# Set problem:
Return each entry exactly, with none missing.

# Source material:
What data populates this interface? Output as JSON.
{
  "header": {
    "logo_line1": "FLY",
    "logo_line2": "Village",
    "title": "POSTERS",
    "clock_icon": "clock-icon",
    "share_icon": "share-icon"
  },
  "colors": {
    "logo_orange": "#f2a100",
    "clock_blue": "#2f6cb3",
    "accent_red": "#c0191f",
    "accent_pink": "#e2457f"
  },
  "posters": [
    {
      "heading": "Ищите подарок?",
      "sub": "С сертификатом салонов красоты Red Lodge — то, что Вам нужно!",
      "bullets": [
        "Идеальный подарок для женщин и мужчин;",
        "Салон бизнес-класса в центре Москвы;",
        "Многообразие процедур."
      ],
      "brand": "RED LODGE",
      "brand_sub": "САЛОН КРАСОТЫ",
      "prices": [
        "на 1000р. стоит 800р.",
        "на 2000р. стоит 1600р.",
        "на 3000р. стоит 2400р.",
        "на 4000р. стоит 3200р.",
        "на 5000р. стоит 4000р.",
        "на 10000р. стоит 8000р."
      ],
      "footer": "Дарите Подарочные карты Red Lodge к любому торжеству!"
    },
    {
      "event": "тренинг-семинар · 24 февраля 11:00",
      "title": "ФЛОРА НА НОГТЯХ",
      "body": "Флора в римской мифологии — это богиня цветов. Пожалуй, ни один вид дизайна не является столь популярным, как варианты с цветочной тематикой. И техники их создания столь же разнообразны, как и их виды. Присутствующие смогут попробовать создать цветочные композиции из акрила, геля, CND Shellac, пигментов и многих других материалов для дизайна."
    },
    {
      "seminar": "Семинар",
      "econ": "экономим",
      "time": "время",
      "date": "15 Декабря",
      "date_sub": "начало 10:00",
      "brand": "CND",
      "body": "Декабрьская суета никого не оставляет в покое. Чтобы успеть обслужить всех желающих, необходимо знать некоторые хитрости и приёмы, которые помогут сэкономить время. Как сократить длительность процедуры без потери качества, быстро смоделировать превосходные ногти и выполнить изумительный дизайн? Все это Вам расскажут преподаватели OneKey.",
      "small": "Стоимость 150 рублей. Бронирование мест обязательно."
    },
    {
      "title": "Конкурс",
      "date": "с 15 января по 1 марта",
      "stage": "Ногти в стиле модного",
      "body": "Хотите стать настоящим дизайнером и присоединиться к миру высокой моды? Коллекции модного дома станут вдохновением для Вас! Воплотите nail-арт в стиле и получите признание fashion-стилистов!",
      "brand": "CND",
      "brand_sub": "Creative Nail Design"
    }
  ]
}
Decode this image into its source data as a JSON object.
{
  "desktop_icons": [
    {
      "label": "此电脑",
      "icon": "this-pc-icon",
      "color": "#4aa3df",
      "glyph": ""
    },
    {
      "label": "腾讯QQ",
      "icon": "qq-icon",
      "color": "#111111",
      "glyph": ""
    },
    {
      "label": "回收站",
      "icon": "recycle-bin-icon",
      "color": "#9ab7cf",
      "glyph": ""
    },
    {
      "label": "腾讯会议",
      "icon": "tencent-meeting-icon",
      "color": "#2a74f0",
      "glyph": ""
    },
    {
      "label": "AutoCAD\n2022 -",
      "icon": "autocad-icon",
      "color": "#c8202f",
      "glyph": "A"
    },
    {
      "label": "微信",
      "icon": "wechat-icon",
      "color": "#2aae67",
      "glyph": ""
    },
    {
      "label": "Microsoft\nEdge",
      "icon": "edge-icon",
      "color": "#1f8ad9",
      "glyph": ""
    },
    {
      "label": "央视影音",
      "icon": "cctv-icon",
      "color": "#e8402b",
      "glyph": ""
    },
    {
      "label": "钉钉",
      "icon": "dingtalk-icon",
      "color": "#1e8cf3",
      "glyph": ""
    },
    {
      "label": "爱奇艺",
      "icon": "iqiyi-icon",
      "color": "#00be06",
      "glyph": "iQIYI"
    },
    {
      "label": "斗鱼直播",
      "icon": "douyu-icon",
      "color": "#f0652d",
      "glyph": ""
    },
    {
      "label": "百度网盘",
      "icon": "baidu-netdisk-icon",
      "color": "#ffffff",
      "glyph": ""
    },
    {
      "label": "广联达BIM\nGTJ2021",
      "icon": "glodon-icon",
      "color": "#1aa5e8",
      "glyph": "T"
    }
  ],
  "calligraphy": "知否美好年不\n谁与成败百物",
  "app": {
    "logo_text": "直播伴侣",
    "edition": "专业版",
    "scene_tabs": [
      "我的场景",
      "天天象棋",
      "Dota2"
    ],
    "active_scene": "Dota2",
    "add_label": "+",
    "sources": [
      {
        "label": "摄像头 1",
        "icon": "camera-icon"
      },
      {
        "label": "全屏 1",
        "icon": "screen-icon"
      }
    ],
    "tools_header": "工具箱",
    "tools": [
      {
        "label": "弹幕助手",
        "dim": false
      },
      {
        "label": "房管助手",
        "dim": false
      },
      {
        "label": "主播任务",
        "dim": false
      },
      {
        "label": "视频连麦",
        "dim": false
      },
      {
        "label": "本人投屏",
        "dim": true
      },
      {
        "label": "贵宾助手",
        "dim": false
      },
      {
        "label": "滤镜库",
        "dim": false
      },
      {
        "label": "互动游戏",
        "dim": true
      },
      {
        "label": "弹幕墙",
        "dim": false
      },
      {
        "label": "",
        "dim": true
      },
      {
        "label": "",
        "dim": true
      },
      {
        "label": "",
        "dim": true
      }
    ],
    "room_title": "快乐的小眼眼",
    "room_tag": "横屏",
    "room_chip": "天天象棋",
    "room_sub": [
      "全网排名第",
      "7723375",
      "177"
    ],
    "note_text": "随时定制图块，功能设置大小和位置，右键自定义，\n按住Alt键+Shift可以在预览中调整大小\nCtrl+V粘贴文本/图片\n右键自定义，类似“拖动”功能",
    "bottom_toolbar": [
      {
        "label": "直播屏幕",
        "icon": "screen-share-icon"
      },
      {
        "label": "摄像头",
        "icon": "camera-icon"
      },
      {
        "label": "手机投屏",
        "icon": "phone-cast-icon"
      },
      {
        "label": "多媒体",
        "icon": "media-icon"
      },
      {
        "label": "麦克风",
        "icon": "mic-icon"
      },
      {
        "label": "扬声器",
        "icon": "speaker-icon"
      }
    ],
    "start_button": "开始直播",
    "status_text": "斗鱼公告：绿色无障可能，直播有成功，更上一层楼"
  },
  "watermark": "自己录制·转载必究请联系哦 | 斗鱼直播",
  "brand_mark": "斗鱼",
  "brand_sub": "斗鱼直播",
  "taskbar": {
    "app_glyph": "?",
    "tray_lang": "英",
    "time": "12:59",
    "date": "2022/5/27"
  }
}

# Written solution:
What data populates this interface? Output as JSON.
{
  "header": {
    "logo_line1": "FLY",
    "logo_line2": "Village",
    "title": "POSTERS",
    "clock_icon": "clock-icon",
    "share_icon": "share-icon"
  },
  "colors": {
    "logo_orange": "#f2a100",
    "clock_blue": "#2f6cb3",
    "accent_red": "#c0191f",
    "accent_pink": "#e2457f"
  },
  "posters": [
    {
      "heading": "Ищите подарок?",
      "sub": "С сертификатом салонов красоты Red Lodge — то, что Вам нужно!",
      "bullets": [
        "Идеальный подарок для женщин и мужчин;",
        "Салон бизнес-класса в центре Москвы;",
        "Многообразие процедур."
      ],
      "brand": "RED LODGE",
      "brand_sub": "САЛОН КРАСОТЫ",
      "prices": [
        "на 1000р. стоит 800р.",
        "на 2000р. стоит 1600р.",
        "на 3000р. стоит 2400р.",
        "на 4000р. стоит 3200р.",
        "на 5000р. стоит 4000р.",
        "на 10000р. стоит 8000р."
      ],
      "footer": "Дарите Подарочные карты Red Lodge к любому торжеству!"
    },
    {
      "event": "тренинг-семинар · 24 февраля 11:00",
      "title": "ФЛОРА НА НОГТЯХ",
      "body": "Флора в римской мифологии — это богиня цветов. Пожалуй, ни один вид дизайна не является столь популярным, как варианты с цветочной тематикой. И техники их создания столь же разнообразны, как и их виды. Присутствующие смогут попробовать создать цветочные композиции из акрила, геля, CND Shellac, пигментов и многих других материалов для дизайна."
    },
    {
      "seminar": "Семинар",
      "econ": "экономим",
      "time": "время",
      "date": "15 Декабря",
      "date_sub": "начало 10:00",
      "brand": "CND",
      "body": "Декабрьская суета никого не оставляет в покое. Чтобы успеть обслужить всех желающих, необходимо знать некоторые хитрости и приёмы, которые помогут сэкономить время. Как сократить длительность процедуры без потери качества, быстро смоделировать превосходные ногти и выполнить изумительный дизайн? Все это Вам расскажут преподаватели OneKey.",
      "small": "Стоимость 150 рублей. Бронирование мест обязательно."
    },
    {
      "title": "Конкурс",
      "date": "с 15 января по 1 марта",
      "stage": "Ногти в стиле модного",
      "body": "Хотите стать настоящим дизайнером и присоединиться к миру высокой моды? Коллекции модного дома станут вдохновением для Вас! Воплотите nail-арт в стиле и получите признание fashion-стилистов!",
      "brand": "CND",
      "brand_sub": "Creative Nail Design"
    }
  ]
}
Decode this image into its source data as a JSON object.
{
  "desktop_icons": [
    {
      "label": "此电脑",
      "icon": "this-pc-icon",
      "color": "#4aa3df",
      "glyph": ""
    },
    {
      "label": "腾讯QQ",
      "icon": "qq-icon",
      "color": "#111111",
      "glyph": ""
    },
    {
      "label": "回收站",
      "icon": "recycle-bin-icon",
      "color": "#9ab7cf",
      "glyph": ""
    },
    {
      "label": "腾讯会议",
      "icon": "tencent-meeting-icon",
      "color": "#2a74f0",
      "glyph": ""
    },
    {
      "label": "AutoCAD\n2022 -",
      "icon": "autocad-icon",
      "color": "#c8202f",
      "glyph": "A"
    },
    {
      "label": "微信",
      "icon": "wechat-icon",
      "color": "#2aae67",
      "glyph": ""
    },
    {
      "label": "Microsoft\nEdge",
      "icon": "edge-icon",
      "color": "#1f8ad9",
      "glyph": ""
    },
    {
      "label": "央视影音",
      "icon": "cctv-icon",
      "color": "#e8402b",
      "glyph": ""
    },
    {
      "label": "钉钉",
      "icon": "dingtalk-icon",
      "color": "#1e8cf3",
      "glyph": ""
    },
    {
      "label": "爱奇艺",
      "icon": "iqiyi-icon",
      "color": "#00be06",
      "glyph": "iQIYI"
    },
    {
      "label": "斗鱼直播",
      "icon": "douyu-icon",
      "color": "#f0652d",
      "glyph": ""
    },
    {
      "label": "百度网盘",
      "icon": "baidu-netdisk-icon",
      "color": "#ffffff",
      "glyph": ""
    },
    {
      "label": "广联达BIM\nGTJ2021",
      "icon": "glodon-icon",
      "color": "#1aa5e8",
      "glyph": "T"
    }
  ],
  "calligraphy": "知否美好年不\n谁与成败百物",
  "app": {
    "logo_text": "直播伴侣",
    "edition": "专业版",
    "scene_tabs": [
      "我的场景",
      "天天象棋",
      "Dota2"
    ],
    "active_scene": "Dota2",
    "add_label": "+",
    "sources": [
      {
        "label": "摄像头 1",
        "icon": "camera-icon"
      },
      {
        "label": "全屏 1",
        "icon": "screen-icon"
      }
    ],
    "tools_header": "工具箱",
    "tools": [
      {
        "label": "弹幕助手",
        "dim": false
      },
      {
        "label": "房管助手",
        "dim": false
      },
      {
        "label": "主播任务",
        "dim": false
      },
      {
        "label": "视频连麦",
        "dim": false
      },
      {
        "label": "本人投屏",
        "dim": true
      },
      {
        "label": "贵宾助手",
        "dim": false
      },
      {
        "label": "滤镜库",
        "dim": false
      },
      {
        "label": "互动游戏",
        "dim": true
      },
      {
        "label": "弹幕墙",
        "dim": false
      },
      {
        "label": "",
        "dim": true
      },
      {
        "label": "",
        "dim": true
      },
      {
        "label": "",
        "dim": true
      }
    ],
    "room_title": "快乐的小眼眼",
    "room_tag": "横屏",
    "room_chip": "天天象棋",
    "room_sub": [
      "全网排名第",
      "7723375",
      "177"
    ],
    "note_text": "随时定制图块，功能设置大小和位置，右键自定义，\n按住Alt键+Shift可以在预览中调整大小\nCtrl+V粘贴文本/图片\n右键自定义，类似“拖动”功能",
    "bottom_toolbar": [
      {
        "label": "直播屏幕",
        "icon": "screen-share-icon"
      },
      {
        "label": "摄像头",
        "icon": "camera-icon"
      },
      {
        "label": "手机投屏",
        "icon": "phone-cast-icon"
      },
      {
        "label": "多媒体",
        "icon": "media-icon"
      },
      {
        "label": "麦克风",
        "icon": "mic-icon"
      },
      {
        "label": "扬声器",
        "icon": "speaker-icon"
      }
    ],
    "start_button": "开始直播",
    "status_text": "斗鱼公告：绿色无障可能，直播有成功，更上一层楼"
  },
  "watermark": "自己录制·转载必究请联系哦 | 斗鱼直播",
  "brand_mark": "斗鱼",
  "brand_sub": "斗鱼直播",
  "taskbar": {
    "app_glyph": "?",
    "tray_lang": "英",
    "time": "12:59",
    "date": "2022/5/27"
  }
}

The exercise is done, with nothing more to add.